### Brief:
Repeat the records in full and exactly, omitting pictures.
— start of Exercise material —
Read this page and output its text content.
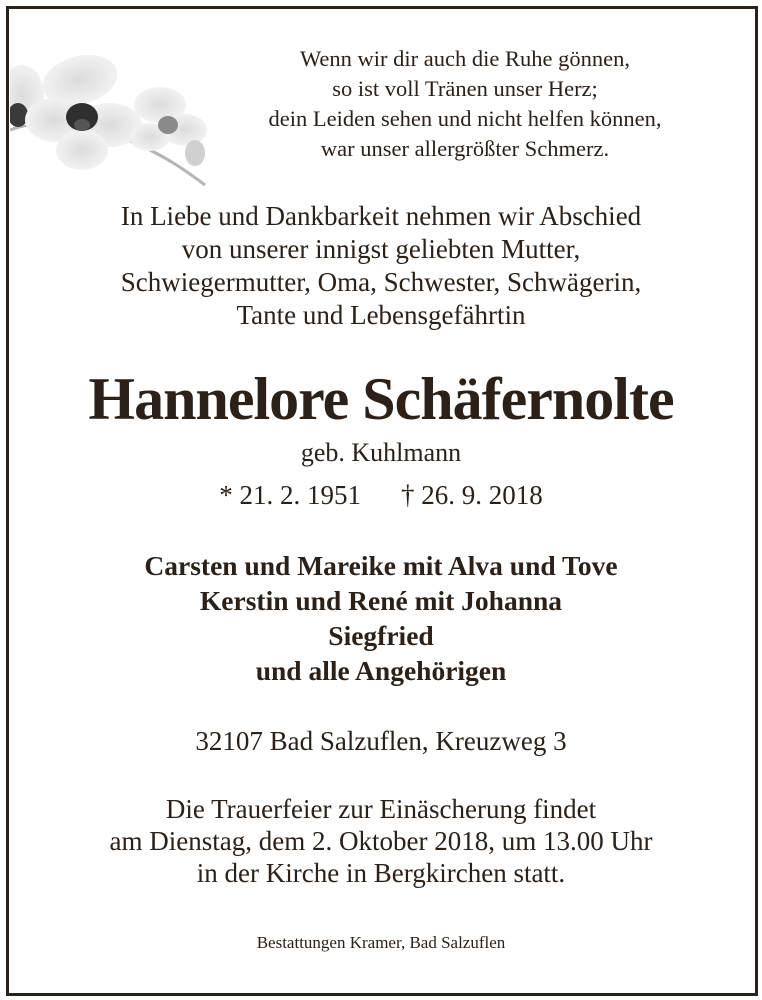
Wenn wir dir auch die Ruhe gönnen,
so ist voll Tränen unser Herz;
dein Leiden sehen und nicht helfen können,
war unser allergrößter Schmerz.
In Liebe und Dankbarkeit nehmen wir Abschied
von unserer innigst geliebten Mutter,
Schwiegermutter, Oma, Schwester, Schwägerin,
Tante und Lebensgefährtin
Hannelore Schäfernolte
geb. Kuhlmann
* 21. 2. 1951 † 26. 9. 2018
Carsten und Mareike mit Alva und Tove
Kerstin und René mit Johanna
Siegfried
und alle Angehörigen
32107 Bad Salzuflen, Kreuzweg 3
Die Trauerfeier zur Einäscherung findet
am Dienstag, dem 2. Oktober 2018, um 13.00 Uhr
in der Kirche in Bergkirchen statt.
Bestattungen Kramer, Bad Salzuflen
— end of Exercise material —
### The reply:
Read this page and output its text content.
Wenn wir dir auch die Ruhe gönnen,
so ist voll Tränen unser Herz;
dein Leiden sehen und nicht helfen können,
war unser allergrößter Schmerz.
In Liebe und Dankbarkeit nehmen wir Abschied
von unserer innigst geliebten Mutter,
Schwiegermutter, Oma, Schwester, Schwägerin,
Tante und Lebensgefährtin
Hannelore Schäfernolte
geb. Kuhlmann
* 21. 2. 1951 † 26. 9. 2018
Carsten und Mareike mit Alva und Tove
Kerstin und René mit Johanna
Siegfried
und alle Angehörigen
32107 Bad Salzuflen, Kreuzweg 3
Die Trauerfeier zur Einäscherung findet
am Dienstag, dem 2. Oktober 2018, um 13.00 Uhr
in der Kirche in Bergkirchen statt.
Bestattungen Kramer, Bad Salzuflen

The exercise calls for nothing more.